[Stored data entries]
________________________________________
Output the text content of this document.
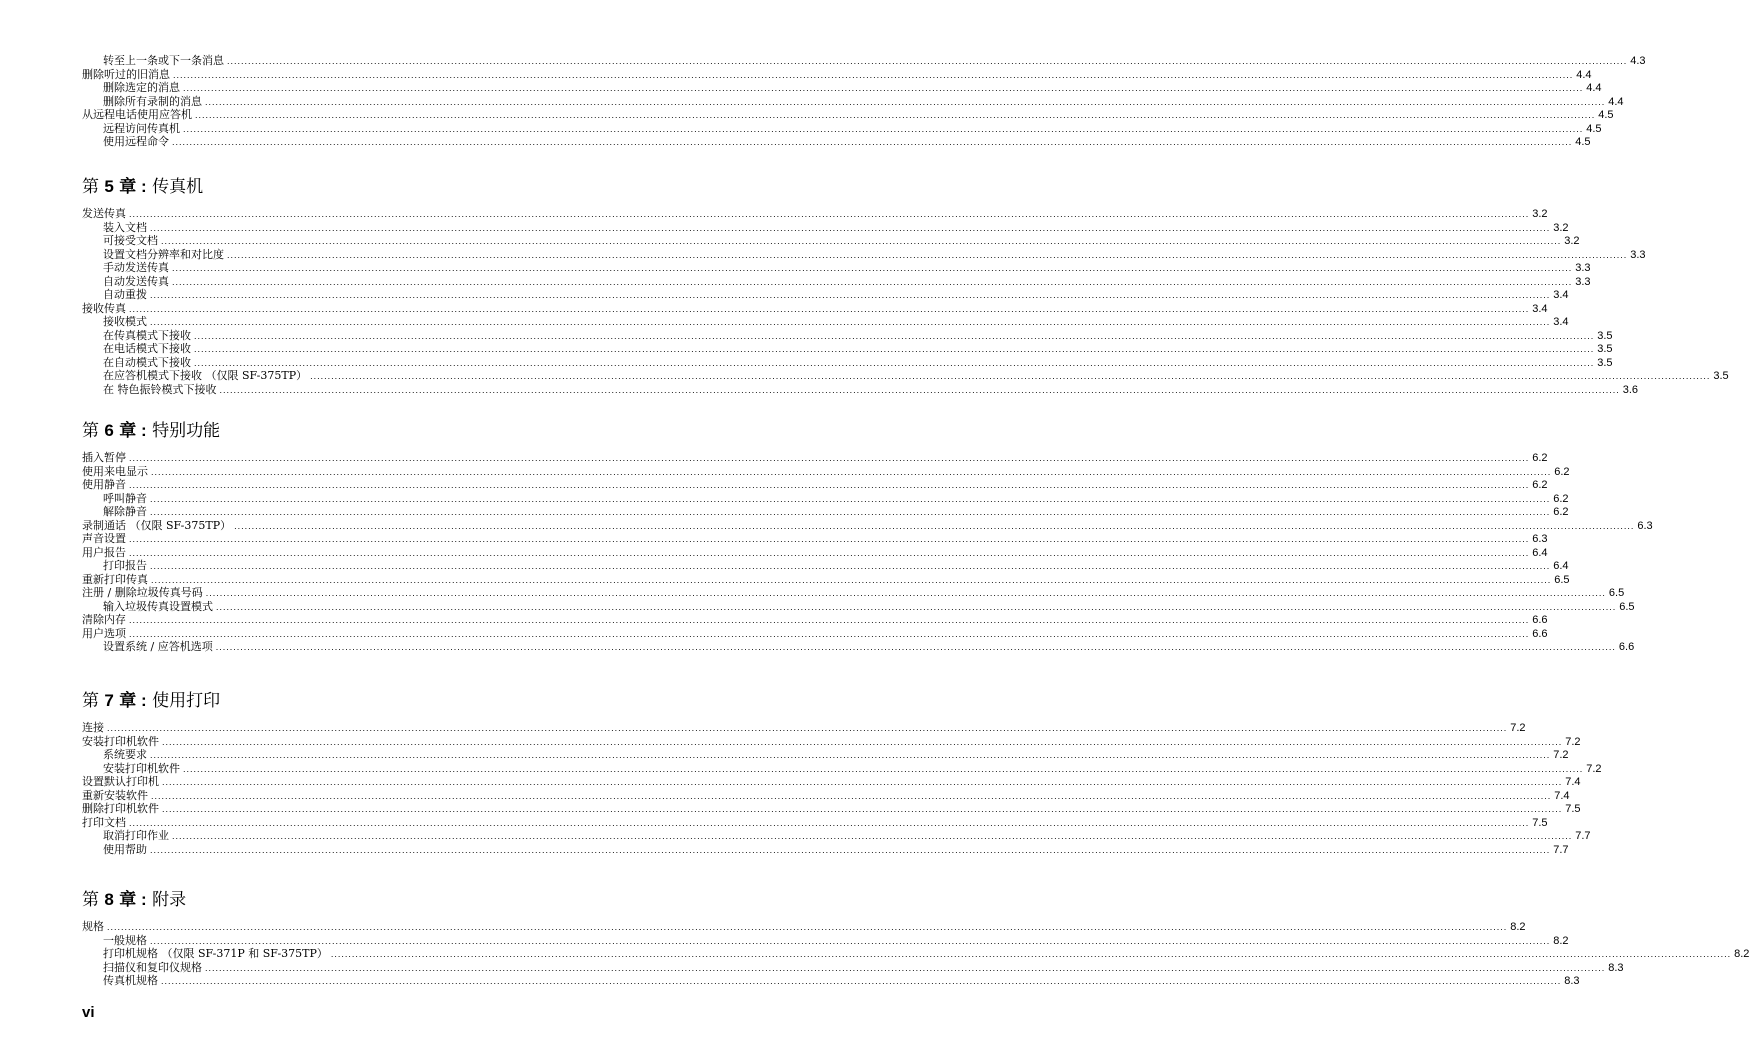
转至上一条或下一条消息 ................................................................................................................................................................................................................................................................................................................................................................................................................ 4.3
删除听过的旧消息 ................................................................................................................................................................................................................................................................................................................................................................................................................ 4.4
删除选定的消息 ................................................................................................................................................................................................................................................................................................................................................................................................................ 4.4
删除所有录制的消息 ................................................................................................................................................................................................................................................................................................................................................................................................................ 4.4
从远程电话使用应答机 ................................................................................................................................................................................................................................................................................................................................................................................................................ 4.5
远程访问传真机 ................................................................................................................................................................................................................................................................................................................................................................................................................ 4.5
使用远程命令 ................................................................................................................................................................................................................................................................................................................................................................................................................ 4.5
第 5 章 : 传真机
发送传真 ................................................................................................................................................................................................................................................................................................................................................................................................................ 3.2
装入文档 ................................................................................................................................................................................................................................................................................................................................................................................................................ 3.2
可接受文档 ................................................................................................................................................................................................................................................................................................................................................................................................................ 3.2
设置文档分辨率和对比度 ................................................................................................................................................................................................................................................................................................................................................................................................................ 3.3
手动发送传真 ................................................................................................................................................................................................................................................................................................................................................................................................................ 3.3
自动发送传真 ................................................................................................................................................................................................................................................................................................................................................................................................................ 3.3
自动重拨 ................................................................................................................................................................................................................................................................................................................................................................................................................ 3.4
接收传真 ................................................................................................................................................................................................................................................................................................................................................................................................................ 3.4
接收模式 ................................................................................................................................................................................................................................................................................................................................................................................................................ 3.4
在传真模式下接收 ................................................................................................................................................................................................................................................................................................................................................................................................................ 3.5
在电话模式下接收 ................................................................................................................................................................................................................................................................................................................................................................................................................ 3.5
在自动模式下接收 ................................................................................................................................................................................................................................................................................................................................................................................................................ 3.5
在应答机模式下接收 （仅限 SF-375TP） ................................................................................................................................................................................................................................................................................................................................................................................................................ 3.5
在 特色振铃模式下接收 ................................................................................................................................................................................................................................................................................................................................................................................................................ 3.6
第 6 章 : 特别功能
插入暂停 ................................................................................................................................................................................................................................................................................................................................................................................................................ 6.2
使用来电显示 ................................................................................................................................................................................................................................................................................................................................................................................................................ 6.2
使用静音 ................................................................................................................................................................................................................................................................................................................................................................................................................ 6.2
呼叫静音 ................................................................................................................................................................................................................................................................................................................................................................................................................ 6.2
解除静音 ................................................................................................................................................................................................................................................................................................................................................................................................................ 6.2
录制通话 （仅限 SF-375TP） ................................................................................................................................................................................................................................................................................................................................................................................................................ 6.3
声音设置 ................................................................................................................................................................................................................................................................................................................................................................................................................ 6.3
用户报告 ................................................................................................................................................................................................................................................................................................................................................................................................................ 6.4
打印报告 ................................................................................................................................................................................................................................................................................................................................................................................................................ 6.4
重新打印传真 ................................................................................................................................................................................................................................................................................................................................................................................................................ 6.5
注册 / 删除垃圾传真号码 ................................................................................................................................................................................................................................................................................................................................................................................................................ 6.5
输入垃圾传真设置模式 ................................................................................................................................................................................................................................................................................................................................................................................................................ 6.5
清除内存 ................................................................................................................................................................................................................................................................................................................................................................................................................ 6.6
用户选项 ................................................................................................................................................................................................................................................................................................................................................................................................................ 6.6
设置系统 / 应答机选项 ................................................................................................................................................................................................................................................................................................................................................................................................................ 6.6
第 7 章 : 使用打印
连接 ................................................................................................................................................................................................................................................................................................................................................................................................................ 7.2
安装打印机软件 ................................................................................................................................................................................................................................................................................................................................................................................................................ 7.2
系统要求 ................................................................................................................................................................................................................................................................................................................................................................................................................ 7.2
安装打印机软件 ................................................................................................................................................................................................................................................................................................................................................................................................................ 7.2
设置默认打印机 ................................................................................................................................................................................................................................................................................................................................................................................................................ 7.4
重新安装软件 ................................................................................................................................................................................................................................................................................................................................................................................................................ 7.4
删除打印机软件 ................................................................................................................................................................................................................................................................................................................................................................................................................ 7.5
打印文档 ................................................................................................................................................................................................................................................................................................................................................................................................................ 7.5
取消打印作业 ................................................................................................................................................................................................................................................................................................................................................................................................................ 7.7
使用帮助 ................................................................................................................................................................................................................................................................................................................................................................................................................ 7.7
第 8 章 : 附录
规格 ................................................................................................................................................................................................................................................................................................................................................................................................................ 8.2
一般规格 ................................................................................................................................................................................................................................................................................................................................................................................................................ 8.2
打印机规格 （仅限 SF-371P 和 SF-375TP） ................................................................................................................................................................................................................................................................................................................................................................................................................ 8.2
扫描仪和复印仪规格 ................................................................................................................................................................................................................................................................................................................................................................................................................ 8.3
传真机规格 ................................................................................................................................................................................................................................................................................................................................................................................................................ 8.3
vi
________________________________________
## Your objective
Omit every image. Quote each record exactly.

## The reply
Output the text content of this document.
转至上一条或下一条消息 ................................................................................................................................................................................................................................................................................................................................................................................................................ 4.3
删除听过的旧消息 ................................................................................................................................................................................................................................................................................................................................................................................................................ 4.4
删除选定的消息 ................................................................................................................................................................................................................................................................................................................................................................................................................ 4.4
删除所有录制的消息 ................................................................................................................................................................................................................................................................................................................................................................................................................ 4.4
从远程电话使用应答机 ................................................................................................................................................................................................................................................................................................................................................................................................................ 4.5
远程访问传真机 ................................................................................................................................................................................................................................................................................................................................................................................................................ 4.5
使用远程命令 ................................................................................................................................................................................................................................................................................................................................................................................................................ 4.5
第 5 章 : 传真机
发送传真 ................................................................................................................................................................................................................................................................................................................................................................................................................ 3.2
装入文档 ................................................................................................................................................................................................................................................................................................................................................................................................................ 3.2
可接受文档 ................................................................................................................................................................................................................................................................................................................................................................................................................ 3.2
设置文档分辨率和对比度 ................................................................................................................................................................................................................................................................................................................................................................................................................ 3.3
手动发送传真 ................................................................................................................................................................................................................................................................................................................................................................................................................ 3.3
自动发送传真 ................................................................................................................................................................................................................................................................................................................................................................................................................ 3.3
自动重拨 ................................................................................................................................................................................................................................................................................................................................................................................................................ 3.4
接收传真 ................................................................................................................................................................................................................................................................................................................................................................................................................ 3.4
接收模式 ................................................................................................................................................................................................................................................................................................................................................................................................................ 3.4
在传真模式下接收 ................................................................................................................................................................................................................................................................................................................................................................................................................ 3.5
在电话模式下接收 ................................................................................................................................................................................................................................................................................................................................................................................................................ 3.5
在自动模式下接收 ................................................................................................................................................................................................................................................................................................................................................................................................................ 3.5
在应答机模式下接收 （仅限 SF-375TP） ................................................................................................................................................................................................................................................................................................................................................................................................................ 3.5
在 特色振铃模式下接收 ................................................................................................................................................................................................................................................................................................................................................................................................................ 3.6
第 6 章 : 特别功能
插入暂停 ................................................................................................................................................................................................................................................................................................................................................................................................................ 6.2
使用来电显示 ................................................................................................................................................................................................................................................................................................................................................................................................................ 6.2
使用静音 ................................................................................................................................................................................................................................................................................................................................................................................................................ 6.2
呼叫静音 ................................................................................................................................................................................................................................................................................................................................................................................................................ 6.2
解除静音 ................................................................................................................................................................................................................................................................................................................................................................................................................ 6.2
录制通话 （仅限 SF-375TP） ................................................................................................................................................................................................................................................................................................................................................................................................................ 6.3
声音设置 ................................................................................................................................................................................................................................................................................................................................................................................................................ 6.3
用户报告 ................................................................................................................................................................................................................................................................................................................................................................................................................ 6.4
打印报告 ................................................................................................................................................................................................................................................................................................................................................................................................................ 6.4
重新打印传真 ................................................................................................................................................................................................................................................................................................................................................................................................................ 6.5
注册 / 删除垃圾传真号码 ................................................................................................................................................................................................................................................................................................................................................................................................................ 6.5
输入垃圾传真设置模式 ................................................................................................................................................................................................................................................................................................................................................................................................................ 6.5
清除内存 ................................................................................................................................................................................................................................................................................................................................................................................................................ 6.6
用户选项 ................................................................................................................................................................................................................................................................................................................................................................................................................ 6.6
设置系统 / 应答机选项 ................................................................................................................................................................................................................................................................................................................................................................................................................ 6.6
第 7 章 : 使用打印
连接 ................................................................................................................................................................................................................................................................................................................................................................................................................ 7.2
安装打印机软件 ................................................................................................................................................................................................................................................................................................................................................................................................................ 7.2
系统要求 ................................................................................................................................................................................................................................................................................................................................................................................................................ 7.2
安装打印机软件 ................................................................................................................................................................................................................................................................................................................................................................................................................ 7.2
设置默认打印机 ................................................................................................................................................................................................................................................................................................................................................................................................................ 7.4
重新安装软件 ................................................................................................................................................................................................................................................................................................................................................................................................................ 7.4
删除打印机软件 ................................................................................................................................................................................................................................................................................................................................................................................................................ 7.5
打印文档 ................................................................................................................................................................................................................................................................................................................................................................................................................ 7.5
取消打印作业 ................................................................................................................................................................................................................................................................................................................................................................................................................ 7.7
使用帮助 ................................................................................................................................................................................................................................................................................................................................................................................................................ 7.7
第 8 章 : 附录
规格 ................................................................................................................................................................................................................................................................................................................................................................................................................ 8.2
一般规格 ................................................................................................................................................................................................................................................................................................................................................................................................................ 8.2
打印机规格 （仅限 SF-371P 和 SF-375TP） ................................................................................................................................................................................................................................................................................................................................................................................................................ 8.2
扫描仪和复印仪规格 ................................................................................................................................................................................................................................................................................................................................................................................................................ 8.3
传真机规格 ................................................................................................................................................................................................................................................................................................................................................................................................................ 8.3
vi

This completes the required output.